— START OF Data section —

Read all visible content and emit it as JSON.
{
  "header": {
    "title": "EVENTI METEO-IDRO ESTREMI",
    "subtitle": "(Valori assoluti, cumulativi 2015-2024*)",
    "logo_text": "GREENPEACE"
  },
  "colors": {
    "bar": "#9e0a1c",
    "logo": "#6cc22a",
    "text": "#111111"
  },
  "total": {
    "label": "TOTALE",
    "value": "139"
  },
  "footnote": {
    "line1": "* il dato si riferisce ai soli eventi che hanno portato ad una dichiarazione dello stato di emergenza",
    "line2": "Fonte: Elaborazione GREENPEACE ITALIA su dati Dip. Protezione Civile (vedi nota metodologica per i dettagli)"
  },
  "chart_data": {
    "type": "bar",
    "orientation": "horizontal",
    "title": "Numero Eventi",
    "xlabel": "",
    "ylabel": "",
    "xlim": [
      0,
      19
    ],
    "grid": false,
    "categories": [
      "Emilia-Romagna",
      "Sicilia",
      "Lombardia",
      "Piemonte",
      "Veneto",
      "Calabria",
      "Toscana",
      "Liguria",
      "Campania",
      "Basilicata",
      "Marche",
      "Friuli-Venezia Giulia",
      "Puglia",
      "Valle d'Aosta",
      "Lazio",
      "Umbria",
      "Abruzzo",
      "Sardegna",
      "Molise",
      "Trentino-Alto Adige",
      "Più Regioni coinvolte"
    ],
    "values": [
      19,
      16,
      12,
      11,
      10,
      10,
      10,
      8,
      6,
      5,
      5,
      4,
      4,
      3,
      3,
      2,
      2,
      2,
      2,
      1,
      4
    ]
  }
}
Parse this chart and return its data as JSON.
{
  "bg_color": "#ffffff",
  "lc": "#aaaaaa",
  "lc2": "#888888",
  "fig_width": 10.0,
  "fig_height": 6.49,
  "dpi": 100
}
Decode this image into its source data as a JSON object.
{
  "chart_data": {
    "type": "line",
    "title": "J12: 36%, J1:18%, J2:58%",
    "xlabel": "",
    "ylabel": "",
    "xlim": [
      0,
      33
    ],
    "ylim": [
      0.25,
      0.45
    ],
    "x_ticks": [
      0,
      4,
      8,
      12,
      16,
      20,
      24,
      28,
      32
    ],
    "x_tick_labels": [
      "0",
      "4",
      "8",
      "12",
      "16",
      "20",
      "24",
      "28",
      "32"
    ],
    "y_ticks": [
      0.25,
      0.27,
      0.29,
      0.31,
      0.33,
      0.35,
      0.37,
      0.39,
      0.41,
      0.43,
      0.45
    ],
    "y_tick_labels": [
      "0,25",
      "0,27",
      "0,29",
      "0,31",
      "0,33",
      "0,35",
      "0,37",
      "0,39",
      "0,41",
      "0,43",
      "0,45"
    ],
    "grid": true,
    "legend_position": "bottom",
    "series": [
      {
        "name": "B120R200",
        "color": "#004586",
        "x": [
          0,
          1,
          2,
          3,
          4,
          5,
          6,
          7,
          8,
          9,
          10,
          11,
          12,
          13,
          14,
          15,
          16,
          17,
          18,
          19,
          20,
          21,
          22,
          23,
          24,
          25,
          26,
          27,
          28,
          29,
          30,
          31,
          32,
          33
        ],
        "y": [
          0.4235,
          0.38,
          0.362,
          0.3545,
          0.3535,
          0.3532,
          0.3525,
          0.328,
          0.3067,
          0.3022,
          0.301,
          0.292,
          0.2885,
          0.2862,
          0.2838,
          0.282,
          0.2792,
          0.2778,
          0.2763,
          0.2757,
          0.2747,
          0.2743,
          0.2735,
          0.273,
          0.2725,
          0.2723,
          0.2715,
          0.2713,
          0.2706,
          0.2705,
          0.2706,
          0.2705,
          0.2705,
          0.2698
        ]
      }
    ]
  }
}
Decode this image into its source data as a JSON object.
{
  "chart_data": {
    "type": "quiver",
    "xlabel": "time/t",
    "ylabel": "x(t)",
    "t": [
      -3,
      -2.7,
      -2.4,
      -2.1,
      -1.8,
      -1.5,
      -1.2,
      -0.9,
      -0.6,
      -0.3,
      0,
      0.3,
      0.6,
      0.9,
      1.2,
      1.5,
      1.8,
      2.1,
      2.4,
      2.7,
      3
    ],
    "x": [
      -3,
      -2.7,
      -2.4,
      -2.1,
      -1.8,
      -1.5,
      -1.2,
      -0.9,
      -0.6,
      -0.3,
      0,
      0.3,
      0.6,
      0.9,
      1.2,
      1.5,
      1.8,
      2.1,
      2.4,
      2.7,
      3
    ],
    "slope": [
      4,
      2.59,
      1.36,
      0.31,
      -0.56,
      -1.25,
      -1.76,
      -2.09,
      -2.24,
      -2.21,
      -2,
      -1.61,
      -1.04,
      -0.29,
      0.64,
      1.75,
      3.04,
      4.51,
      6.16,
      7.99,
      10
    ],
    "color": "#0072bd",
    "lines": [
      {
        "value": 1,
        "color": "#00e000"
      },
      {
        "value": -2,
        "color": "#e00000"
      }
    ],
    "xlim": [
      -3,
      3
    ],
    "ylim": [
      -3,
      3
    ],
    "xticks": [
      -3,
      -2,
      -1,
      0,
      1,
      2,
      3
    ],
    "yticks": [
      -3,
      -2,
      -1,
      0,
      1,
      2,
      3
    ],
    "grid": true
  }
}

— END OF Data section —

• **Task prompt**:
Set every line of the listing down word for word.

• **Full output**:
Read all visible content and emit it as JSON.
{
  "header": {
    "title": "EVENTI METEO-IDRO ESTREMI",
    "subtitle": "(Valori assoluti, cumulativi 2015-2024*)",
    "logo_text": "GREENPEACE"
  },
  "colors": {
    "bar": "#9e0a1c",
    "logo": "#6cc22a",
    "text": "#111111"
  },
  "total": {
    "label": "TOTALE",
    "value": "139"
  },
  "footnote": {
    "line1": "* il dato si riferisce ai soli eventi che hanno portato ad una dichiarazione dello stato di emergenza",
    "line2": "Fonte: Elaborazione GREENPEACE ITALIA su dati Dip. Protezione Civile (vedi nota metodologica per i dettagli)"
  },
  "chart_data": {
    "type": "bar",
    "orientation": "horizontal",
    "title": "Numero Eventi",
    "xlabel": "",
    "ylabel": "",
    "xlim": [
      0,
      19
    ],
    "grid": false,
    "categories": [
      "Emilia-Romagna",
      "Sicilia",
      "Lombardia",
      "Piemonte",
      "Veneto",
      "Calabria",
      "Toscana",
      "Liguria",
      "Campania",
      "Basilicata",
      "Marche",
      "Friuli-Venezia Giulia",
      "Puglia",
      "Valle d'Aosta",
      "Lazio",
      "Umbria",
      "Abruzzo",
      "Sardegna",
      "Molise",
      "Trentino-Alto Adige",
      "Più Regioni coinvolte"
    ],
    "values": [
      19,
      16,
      12,
      11,
      10,
      10,
      10,
      8,
      6,
      5,
      5,
      4,
      4,
      3,
      3,
      2,
      2,
      2,
      2,
      1,
      4
    ]
  }
}
Parse this chart and return its data as JSON.
{
  "bg_color": "#ffffff",
  "lc": "#aaaaaa",
  "lc2": "#888888",
  "fig_width": 10.0,
  "fig_height": 6.49,
  "dpi": 100
}
Decode this image into its source data as a JSON object.
{
  "chart_data": {
    "type": "line",
    "title": "J12: 36%, J1:18%, J2:58%",
    "xlabel": "",
    "ylabel": "",
    "xlim": [
      0,
      33
    ],
    "ylim": [
      0.25,
      0.45
    ],
    "x_ticks": [
      0,
      4,
      8,
      12,
      16,
      20,
      24,
      28,
      32
    ],
    "x_tick_labels": [
      "0",
      "4",
      "8",
      "12",
      "16",
      "20",
      "24",
      "28",
      "32"
    ],
    "y_ticks": [
      0.25,
      0.27,
      0.29,
      0.31,
      0.33,
      0.35,
      0.37,
      0.39,
      0.41,
      0.43,
      0.45
    ],
    "y_tick_labels": [
      "0,25",
      "0,27",
      "0,29",
      "0,31",
      "0,33",
      "0,35",
      "0,37",
      "0,39",
      "0,41",
      "0,43",
      "0,45"
    ],
    "grid": true,
    "legend_position": "bottom",
    "series": [
      {
        "name": "B120R200",
        "color": "#004586",
        "x": [
          0,
          1,
          2,
          3,
          4,
          5,
          6,
          7,
          8,
          9,
          10,
          11,
          12,
          13,
          14,
          15,
          16,
          17,
          18,
          19,
          20,
          21,
          22,
          23,
          24,
          25,
          26,
          27,
          28,
          29,
          30,
          31,
          32,
          33
        ],
        "y": [
          0.4235,
          0.38,
          0.362,
          0.3545,
          0.3535,
          0.3532,
          0.3525,
          0.328,
          0.3067,
          0.3022,
          0.301,
          0.292,
          0.2885,
          0.2862,
          0.2838,
          0.282,
          0.2792,
          0.2778,
          0.2763,
          0.2757,
          0.2747,
          0.2743,
          0.2735,
          0.273,
          0.2725,
          0.2723,
          0.2715,
          0.2713,
          0.2706,
          0.2705,
          0.2706,
          0.2705,
          0.2705,
          0.2698
        ]
      }
    ]
  }
}
Decode this image into its source data as a JSON object.
{
  "chart_data": {
    "type": "quiver",
    "xlabel": "time/t",
    "ylabel": "x(t)",
    "t": [
      -3,
      -2.7,
      -2.4,
      -2.1,
      -1.8,
      -1.5,
      -1.2,
      -0.9,
      -0.6,
      -0.3,
      0,
      0.3,
      0.6,
      0.9,
      1.2,
      1.5,
      1.8,
      2.1,
      2.4,
      2.7,
      3
    ],
    "x": [
      -3,
      -2.7,
      -2.4,
      -2.1,
      -1.8,
      -1.5,
      -1.2,
      -0.9,
      -0.6,
      -0.3,
      0,
      0.3,
      0.6,
      0.9,
      1.2,
      1.5,
      1.8,
      2.1,
      2.4,
      2.7,
      3
    ],
    "slope": [
      4,
      2.59,
      1.36,
      0.31,
      -0.56,
      -1.25,
      -1.76,
      -2.09,
      -2.24,
      -2.21,
      -2,
      -1.61,
      -1.04,
      -0.29,
      0.64,
      1.75,
      3.04,
      4.51,
      6.16,
      7.99,
      10
    ],
    "color": "#0072bd",
    "lines": [
      {
        "value": 1,
        "color": "#00e000"
      },
      {
        "value": -2,
        "color": "#e00000"
      }
    ],
    "xlim": [
      -3,
      3
    ],
    "ylim": [
      -3,
      3
    ],
    "xticks": [
      -3,
      -2,
      -1,
      0,
      1,
      2,
      3
    ],
    "yticks": [
      -3,
      -2,
      -1,
      0,
      1,
      2,
      3
    ],
    "grid": true
  }
}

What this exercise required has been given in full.